Work required>
Reproduce the listing word for word, leaving every picture behind.
========================================================================
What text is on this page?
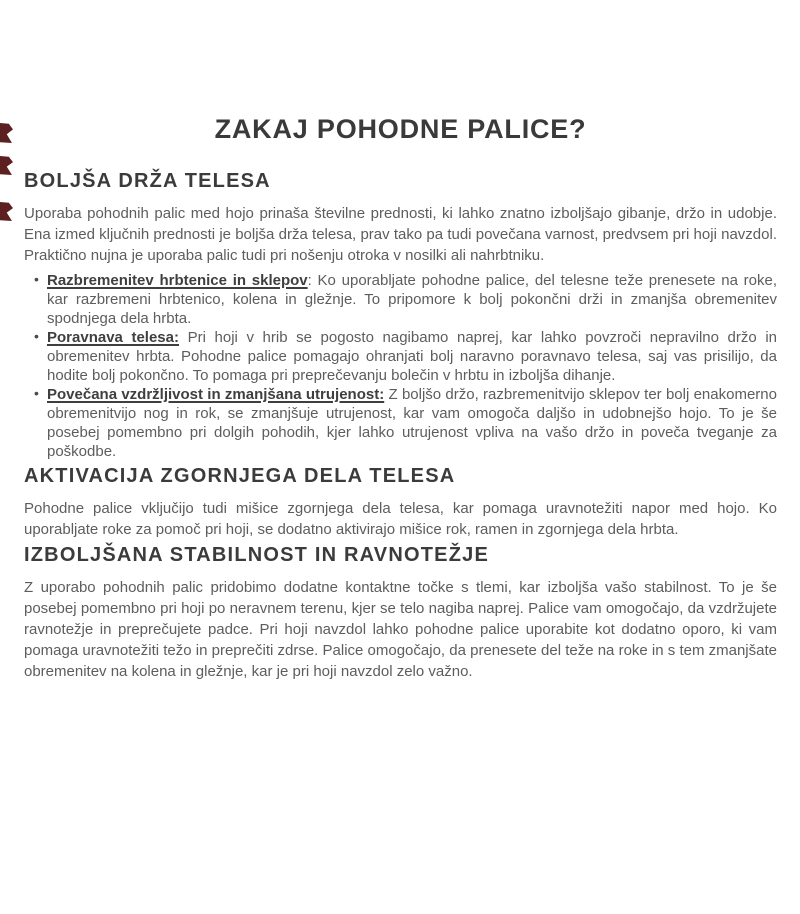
ZAKAJ POHODNE PALICE?
BOLJŠA DRŽA TELESA

Uporaba pohodnih palic med hojo prinaša številne prednosti, ki lahko znatno izboljšajo gibanje, držo in udobje. Ena izmed ključnih prednosti je boljša drža telesa, prav tako pa tudi povečana varnost, predvsem pri hoji navzdol. Praktično nujna je uporaba palic tudi pri nošenju otroka v nosilki ali nahrbtniku.

• Razbremenitev hrbtenice in sklepov: Ko uporabljate pohodne palice, del telesne teže prenesete na roke, kar razbremeni hrbtenico, kolena in gležnje. To pripomore k bolj pokončni drži in zmanjša obremenitev spodnjega dela hrbta.
• Poravnava telesa: Pri hoji v hrib se pogosto nagibamo naprej, kar lahko povzroči nepravilno držo in obremenitev hrbta. Pohodne palice pomagajo ohranjati bolj naravno poravnavo telesa, saj vas prisilijo, da hodite bolj pokončno. To pomaga pri preprečevanju bolečin v hrbtu in izboljša dihanje.
• Povečana vzdržljivost in zmanjšana utrujenost: Z boljšo držo, razbremenitvijo sklepov ter bolj enakomerno obremenitvijo nog in rok, se zmanjšuje utrujenost, kar vam omogoča daljšo in udobnejšo hojo. To je še posebej pomembno pri dolgih pohodih, kjer lahko utrujenost vpliva na vašo držo in poveča tveganje za poškodbe.
AKTIVACIJA ZGORNJEGA DELA TELESA

Pohodne palice vključijo tudi mišice zgornjega dela telesa, kar pomaga uravnotežiti napor med hojo. Ko uporabljate roke za pomoč pri hoji, se dodatno aktivirajo mišice rok, ramen in zgornjega dela hrbta.

IZBOLJŠANA STABILNOST IN RAVNOTEŽJE

Z uporabo pohodnih palic pridobimo dodatne kontaktne točke s tlemi, kar izboljša vašo stabilnost. To je še posebej pomembno pri hoji po neravnem terenu, kjer se telo nagiba naprej. Palice vam omogočajo, da vzdržujete ravnotežje in preprečujete padce. Pri hoji navzdol lahko pohodne palice uporabite kot dodatno oporo, ki vam pomaga uravnotežiti težo in preprečiti zdrse. Palice omogočajo, da prenesete del teže na roke in s tem zmanjšate obremenitev na kolena in gležnje, kar je pri hoji navzdol zelo važno.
========================================================================
Correct answer>
What text is on this page?
ZAKAJ POHODNE PALICE?
BOLJŠA DRŽA TELESA

Uporaba pohodnih palic med hojo prinaša številne prednosti, ki lahko znatno izboljšajo gibanje, držo in udobje. Ena izmed ključnih prednosti je boljša drža telesa, prav tako pa tudi povečana varnost, predvsem pri hoji navzdol. Praktično nujna je uporaba palic tudi pri nošenju otroka v nosilki ali nahrbtniku.

• Razbremenitev hrbtenice in sklepov: Ko uporabljate pohodne palice, del telesne teže prenesete na roke, kar razbremeni hrbtenico, kolena in gležnje. To pripomore k bolj pokončni drži in zmanjša obremenitev spodnjega dela hrbta.
• Poravnava telesa: Pri hoji v hrib se pogosto nagibamo naprej, kar lahko povzroči nepravilno držo in obremenitev hrbta. Pohodne palice pomagajo ohranjati bolj naravno poravnavo telesa, saj vas prisilijo, da hodite bolj pokončno. To pomaga pri preprečevanju bolečin v hrbtu in izboljša dihanje.
• Povečana vzdržljivost in zmanjšana utrujenost: Z boljšo držo, razbremenitvijo sklepov ter bolj enakomerno obremenitvijo nog in rok, se zmanjšuje utrujenost, kar vam omogoča daljšo in udobnejšo hojo. To je še posebej pomembno pri dolgih pohodih, kjer lahko utrujenost vpliva na vašo držo in poveča tveganje za poškodbe.
AKTIVACIJA ZGORNJEGA DELA TELESA

Pohodne palice vključijo tudi mišice zgornjega dela telesa, kar pomaga uravnotežiti napor med hojo. Ko uporabljate roke za pomoč pri hoji, se dodatno aktivirajo mišice rok, ramen in zgornjega dela hrbta.

IZBOLJŠANA STABILNOST IN RAVNOTEŽJE

Z uporabo pohodnih palic pridobimo dodatne kontaktne točke s tlemi, kar izboljša vašo stabilnost. To je še posebej pomembno pri hoji po neravnem terenu, kjer se telo nagiba naprej. Palice vam omogočajo, da vzdržujete ravnotežje in preprečujete padce. Pri hoji navzdol lahko pohodne palice uporabite kot dodatno oporo, ki vam pomaga uravnotežiti težo in preprečiti zdrse. Palice omogočajo, da prenesete del teže na roke in s tem zmanjšate obremenitev na kolena in gležnje, kar je pri hoji navzdol zelo važno.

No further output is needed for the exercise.